* start *

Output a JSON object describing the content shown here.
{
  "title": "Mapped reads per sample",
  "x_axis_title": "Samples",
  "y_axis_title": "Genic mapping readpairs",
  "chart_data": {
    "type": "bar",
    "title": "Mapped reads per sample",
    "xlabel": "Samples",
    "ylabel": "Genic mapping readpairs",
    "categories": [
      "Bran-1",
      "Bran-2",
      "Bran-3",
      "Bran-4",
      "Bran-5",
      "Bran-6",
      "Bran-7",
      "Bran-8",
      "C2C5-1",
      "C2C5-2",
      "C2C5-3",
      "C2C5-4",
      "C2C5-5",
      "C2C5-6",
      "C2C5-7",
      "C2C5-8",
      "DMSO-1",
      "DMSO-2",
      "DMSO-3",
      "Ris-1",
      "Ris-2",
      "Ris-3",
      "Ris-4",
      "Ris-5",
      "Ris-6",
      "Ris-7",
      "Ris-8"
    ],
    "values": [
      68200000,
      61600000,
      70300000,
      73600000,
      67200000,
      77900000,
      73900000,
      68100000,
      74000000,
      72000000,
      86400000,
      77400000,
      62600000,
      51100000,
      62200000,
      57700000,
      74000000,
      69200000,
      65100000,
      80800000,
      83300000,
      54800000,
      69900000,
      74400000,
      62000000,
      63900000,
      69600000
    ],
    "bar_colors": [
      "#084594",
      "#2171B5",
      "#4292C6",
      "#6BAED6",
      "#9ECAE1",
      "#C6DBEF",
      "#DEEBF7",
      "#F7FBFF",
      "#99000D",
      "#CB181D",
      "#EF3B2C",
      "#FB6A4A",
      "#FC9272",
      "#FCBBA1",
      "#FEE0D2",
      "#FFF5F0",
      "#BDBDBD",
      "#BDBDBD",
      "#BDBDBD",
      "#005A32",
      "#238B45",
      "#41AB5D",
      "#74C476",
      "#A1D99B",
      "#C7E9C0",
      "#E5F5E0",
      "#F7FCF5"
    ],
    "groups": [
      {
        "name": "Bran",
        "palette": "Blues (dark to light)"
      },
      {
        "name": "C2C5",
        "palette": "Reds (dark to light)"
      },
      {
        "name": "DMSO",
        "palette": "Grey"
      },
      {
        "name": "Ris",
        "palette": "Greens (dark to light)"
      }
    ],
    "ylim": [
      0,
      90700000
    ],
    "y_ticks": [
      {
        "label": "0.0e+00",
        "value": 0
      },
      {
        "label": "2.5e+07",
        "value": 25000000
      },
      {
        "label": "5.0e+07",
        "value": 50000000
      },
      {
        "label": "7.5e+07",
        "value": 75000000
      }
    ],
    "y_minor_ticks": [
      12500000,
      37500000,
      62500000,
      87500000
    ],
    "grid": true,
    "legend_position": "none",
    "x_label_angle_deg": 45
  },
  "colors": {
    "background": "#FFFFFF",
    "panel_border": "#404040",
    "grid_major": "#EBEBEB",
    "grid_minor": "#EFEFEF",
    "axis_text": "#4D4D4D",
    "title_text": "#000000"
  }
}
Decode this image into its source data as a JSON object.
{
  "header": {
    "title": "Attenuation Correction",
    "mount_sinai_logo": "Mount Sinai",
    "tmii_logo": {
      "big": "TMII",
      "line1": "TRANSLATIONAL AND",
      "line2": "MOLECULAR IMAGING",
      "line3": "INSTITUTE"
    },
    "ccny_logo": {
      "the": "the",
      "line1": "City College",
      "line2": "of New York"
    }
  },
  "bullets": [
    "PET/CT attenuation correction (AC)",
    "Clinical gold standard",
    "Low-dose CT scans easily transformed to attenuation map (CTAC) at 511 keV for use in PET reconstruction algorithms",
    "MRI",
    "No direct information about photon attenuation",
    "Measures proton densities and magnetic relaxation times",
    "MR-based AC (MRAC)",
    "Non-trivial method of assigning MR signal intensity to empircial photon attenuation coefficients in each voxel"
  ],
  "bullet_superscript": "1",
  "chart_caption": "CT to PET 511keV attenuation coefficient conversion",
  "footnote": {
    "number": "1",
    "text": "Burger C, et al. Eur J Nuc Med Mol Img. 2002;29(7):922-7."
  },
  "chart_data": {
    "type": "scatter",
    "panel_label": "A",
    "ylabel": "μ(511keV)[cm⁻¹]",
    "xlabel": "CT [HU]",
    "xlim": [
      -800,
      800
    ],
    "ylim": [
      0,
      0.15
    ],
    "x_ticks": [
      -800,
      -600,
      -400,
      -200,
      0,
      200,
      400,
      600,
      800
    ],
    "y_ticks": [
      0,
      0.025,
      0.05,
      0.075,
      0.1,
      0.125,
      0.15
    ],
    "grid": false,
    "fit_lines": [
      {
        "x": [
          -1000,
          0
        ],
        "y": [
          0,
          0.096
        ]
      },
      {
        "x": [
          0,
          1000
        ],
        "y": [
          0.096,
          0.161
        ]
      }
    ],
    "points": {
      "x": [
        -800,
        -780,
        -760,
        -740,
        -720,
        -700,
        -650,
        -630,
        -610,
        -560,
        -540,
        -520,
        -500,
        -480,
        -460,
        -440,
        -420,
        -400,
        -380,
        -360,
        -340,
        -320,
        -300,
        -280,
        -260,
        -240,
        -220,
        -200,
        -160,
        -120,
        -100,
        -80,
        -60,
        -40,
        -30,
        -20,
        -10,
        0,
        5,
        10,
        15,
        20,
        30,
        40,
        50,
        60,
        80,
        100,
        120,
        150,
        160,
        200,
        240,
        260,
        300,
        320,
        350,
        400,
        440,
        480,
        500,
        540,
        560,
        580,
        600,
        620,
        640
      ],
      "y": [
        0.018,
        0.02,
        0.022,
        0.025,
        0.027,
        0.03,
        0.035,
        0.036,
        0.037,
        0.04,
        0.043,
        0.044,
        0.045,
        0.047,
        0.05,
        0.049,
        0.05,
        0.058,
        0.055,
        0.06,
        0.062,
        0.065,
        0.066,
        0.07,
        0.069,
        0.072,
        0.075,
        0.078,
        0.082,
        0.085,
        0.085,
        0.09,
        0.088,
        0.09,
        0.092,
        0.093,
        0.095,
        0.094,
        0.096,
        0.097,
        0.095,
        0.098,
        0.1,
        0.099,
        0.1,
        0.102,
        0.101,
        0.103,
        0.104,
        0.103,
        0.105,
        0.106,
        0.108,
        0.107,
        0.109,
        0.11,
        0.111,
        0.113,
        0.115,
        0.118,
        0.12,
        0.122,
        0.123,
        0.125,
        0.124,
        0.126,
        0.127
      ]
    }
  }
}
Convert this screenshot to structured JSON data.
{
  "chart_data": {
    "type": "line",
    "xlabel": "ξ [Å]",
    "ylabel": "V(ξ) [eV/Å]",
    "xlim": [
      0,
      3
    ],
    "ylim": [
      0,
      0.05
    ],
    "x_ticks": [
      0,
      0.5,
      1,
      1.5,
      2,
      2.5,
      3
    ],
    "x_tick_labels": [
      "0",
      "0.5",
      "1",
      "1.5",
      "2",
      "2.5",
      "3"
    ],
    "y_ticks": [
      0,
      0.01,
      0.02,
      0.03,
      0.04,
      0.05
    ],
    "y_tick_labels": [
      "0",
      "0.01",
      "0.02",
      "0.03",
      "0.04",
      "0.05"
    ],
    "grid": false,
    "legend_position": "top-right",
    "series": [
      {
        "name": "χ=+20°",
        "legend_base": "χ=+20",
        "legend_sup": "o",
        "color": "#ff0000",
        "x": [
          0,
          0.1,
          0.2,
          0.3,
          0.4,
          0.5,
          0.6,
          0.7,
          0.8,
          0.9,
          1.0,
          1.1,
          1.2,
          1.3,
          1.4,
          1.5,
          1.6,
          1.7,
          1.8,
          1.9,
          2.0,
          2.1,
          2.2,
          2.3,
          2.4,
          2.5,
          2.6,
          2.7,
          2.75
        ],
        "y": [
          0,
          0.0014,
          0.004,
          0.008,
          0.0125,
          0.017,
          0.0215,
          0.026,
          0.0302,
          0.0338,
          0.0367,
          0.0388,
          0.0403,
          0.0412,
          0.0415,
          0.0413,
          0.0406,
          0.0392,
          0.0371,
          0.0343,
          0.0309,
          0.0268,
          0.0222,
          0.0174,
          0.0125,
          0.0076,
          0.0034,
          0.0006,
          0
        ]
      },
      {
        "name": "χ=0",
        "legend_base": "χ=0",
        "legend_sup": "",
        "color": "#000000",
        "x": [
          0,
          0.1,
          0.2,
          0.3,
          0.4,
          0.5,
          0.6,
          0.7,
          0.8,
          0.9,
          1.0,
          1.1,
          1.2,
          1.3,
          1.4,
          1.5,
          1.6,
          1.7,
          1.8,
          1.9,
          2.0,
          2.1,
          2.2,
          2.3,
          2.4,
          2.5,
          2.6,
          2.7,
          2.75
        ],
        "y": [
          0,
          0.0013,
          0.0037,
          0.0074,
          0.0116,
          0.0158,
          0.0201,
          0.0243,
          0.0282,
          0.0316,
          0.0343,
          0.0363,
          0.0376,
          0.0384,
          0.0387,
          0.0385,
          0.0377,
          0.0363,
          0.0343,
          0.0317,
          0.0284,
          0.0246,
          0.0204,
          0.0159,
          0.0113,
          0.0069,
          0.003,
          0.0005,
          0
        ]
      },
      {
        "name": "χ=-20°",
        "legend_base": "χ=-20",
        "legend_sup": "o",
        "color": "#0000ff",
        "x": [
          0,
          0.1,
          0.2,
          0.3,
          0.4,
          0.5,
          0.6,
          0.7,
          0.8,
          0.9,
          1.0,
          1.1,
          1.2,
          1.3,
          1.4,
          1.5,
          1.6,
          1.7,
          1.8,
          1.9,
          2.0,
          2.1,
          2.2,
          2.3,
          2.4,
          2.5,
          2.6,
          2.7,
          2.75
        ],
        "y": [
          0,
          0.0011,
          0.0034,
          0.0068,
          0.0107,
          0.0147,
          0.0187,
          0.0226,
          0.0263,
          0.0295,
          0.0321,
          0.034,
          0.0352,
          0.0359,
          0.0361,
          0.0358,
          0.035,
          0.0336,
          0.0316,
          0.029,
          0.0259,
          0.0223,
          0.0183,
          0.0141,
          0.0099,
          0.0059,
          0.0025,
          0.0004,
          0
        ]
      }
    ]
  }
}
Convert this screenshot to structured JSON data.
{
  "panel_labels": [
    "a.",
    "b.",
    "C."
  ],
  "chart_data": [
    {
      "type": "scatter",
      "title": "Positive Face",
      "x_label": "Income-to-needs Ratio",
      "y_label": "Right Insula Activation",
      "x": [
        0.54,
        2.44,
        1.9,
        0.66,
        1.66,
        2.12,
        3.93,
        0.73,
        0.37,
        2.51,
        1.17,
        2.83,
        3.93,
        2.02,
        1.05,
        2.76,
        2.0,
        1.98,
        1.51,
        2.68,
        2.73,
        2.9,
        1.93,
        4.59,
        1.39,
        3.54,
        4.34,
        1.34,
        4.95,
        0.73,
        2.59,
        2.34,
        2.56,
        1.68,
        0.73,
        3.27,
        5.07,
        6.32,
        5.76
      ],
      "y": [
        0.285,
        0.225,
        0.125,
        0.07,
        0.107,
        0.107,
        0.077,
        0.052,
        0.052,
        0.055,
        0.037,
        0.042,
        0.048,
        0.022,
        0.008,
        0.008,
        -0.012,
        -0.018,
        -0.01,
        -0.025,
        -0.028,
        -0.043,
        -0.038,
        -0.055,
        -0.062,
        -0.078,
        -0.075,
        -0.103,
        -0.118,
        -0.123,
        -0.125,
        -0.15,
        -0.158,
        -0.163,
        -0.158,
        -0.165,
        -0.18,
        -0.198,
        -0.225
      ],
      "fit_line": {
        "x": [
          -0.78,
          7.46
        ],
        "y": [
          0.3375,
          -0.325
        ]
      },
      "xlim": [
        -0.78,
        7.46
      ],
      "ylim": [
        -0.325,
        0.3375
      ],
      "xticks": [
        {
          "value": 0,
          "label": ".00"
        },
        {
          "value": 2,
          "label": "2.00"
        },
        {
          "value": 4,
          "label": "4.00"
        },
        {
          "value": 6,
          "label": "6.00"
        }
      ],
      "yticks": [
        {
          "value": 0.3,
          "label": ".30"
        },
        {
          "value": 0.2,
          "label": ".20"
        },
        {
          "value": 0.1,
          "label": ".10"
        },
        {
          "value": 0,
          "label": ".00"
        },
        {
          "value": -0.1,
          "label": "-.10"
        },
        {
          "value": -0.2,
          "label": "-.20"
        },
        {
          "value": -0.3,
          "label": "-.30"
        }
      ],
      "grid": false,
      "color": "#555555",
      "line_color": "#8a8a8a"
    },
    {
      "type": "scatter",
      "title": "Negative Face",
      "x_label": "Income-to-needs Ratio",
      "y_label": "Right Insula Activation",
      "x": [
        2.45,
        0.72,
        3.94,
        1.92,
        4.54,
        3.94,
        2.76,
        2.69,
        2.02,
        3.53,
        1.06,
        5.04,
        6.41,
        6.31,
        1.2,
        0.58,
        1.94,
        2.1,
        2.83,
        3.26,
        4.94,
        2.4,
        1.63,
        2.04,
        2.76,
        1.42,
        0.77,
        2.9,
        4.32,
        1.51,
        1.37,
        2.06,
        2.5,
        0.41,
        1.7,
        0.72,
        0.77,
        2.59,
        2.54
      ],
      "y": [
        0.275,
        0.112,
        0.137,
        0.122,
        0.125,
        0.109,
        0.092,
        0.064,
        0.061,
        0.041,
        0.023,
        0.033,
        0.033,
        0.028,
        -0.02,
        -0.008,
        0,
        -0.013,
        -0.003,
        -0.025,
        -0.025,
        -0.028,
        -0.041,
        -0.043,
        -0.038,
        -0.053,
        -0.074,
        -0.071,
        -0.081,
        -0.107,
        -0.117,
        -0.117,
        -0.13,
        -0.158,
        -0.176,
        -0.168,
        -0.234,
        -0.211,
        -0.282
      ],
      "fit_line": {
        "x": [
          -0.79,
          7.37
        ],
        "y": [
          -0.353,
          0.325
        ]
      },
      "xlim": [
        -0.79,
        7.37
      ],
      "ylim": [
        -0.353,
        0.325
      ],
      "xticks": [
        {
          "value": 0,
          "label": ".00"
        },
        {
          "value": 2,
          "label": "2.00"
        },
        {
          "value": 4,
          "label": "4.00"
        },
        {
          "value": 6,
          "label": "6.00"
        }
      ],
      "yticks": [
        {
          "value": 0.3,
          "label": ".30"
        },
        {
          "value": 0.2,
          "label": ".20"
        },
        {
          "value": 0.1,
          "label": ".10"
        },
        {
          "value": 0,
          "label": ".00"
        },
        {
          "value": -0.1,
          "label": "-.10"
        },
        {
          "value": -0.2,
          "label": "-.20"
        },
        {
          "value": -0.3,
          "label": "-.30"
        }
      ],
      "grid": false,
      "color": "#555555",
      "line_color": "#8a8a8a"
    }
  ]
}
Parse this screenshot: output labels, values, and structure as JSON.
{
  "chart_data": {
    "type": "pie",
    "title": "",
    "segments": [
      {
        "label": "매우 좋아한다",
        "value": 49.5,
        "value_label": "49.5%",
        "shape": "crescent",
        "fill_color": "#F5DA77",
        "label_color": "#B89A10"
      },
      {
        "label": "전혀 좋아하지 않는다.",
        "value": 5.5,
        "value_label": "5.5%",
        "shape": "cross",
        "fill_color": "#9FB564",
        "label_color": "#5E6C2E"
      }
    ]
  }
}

* end *

• Direction: Look for "type" and pull out every line that has it.

• Exercise solution:
    "type": "bar",
    "type": "scatter",
    "type": "line",
      "type": "scatter",
      "type": "scatter",
    "type": "pie",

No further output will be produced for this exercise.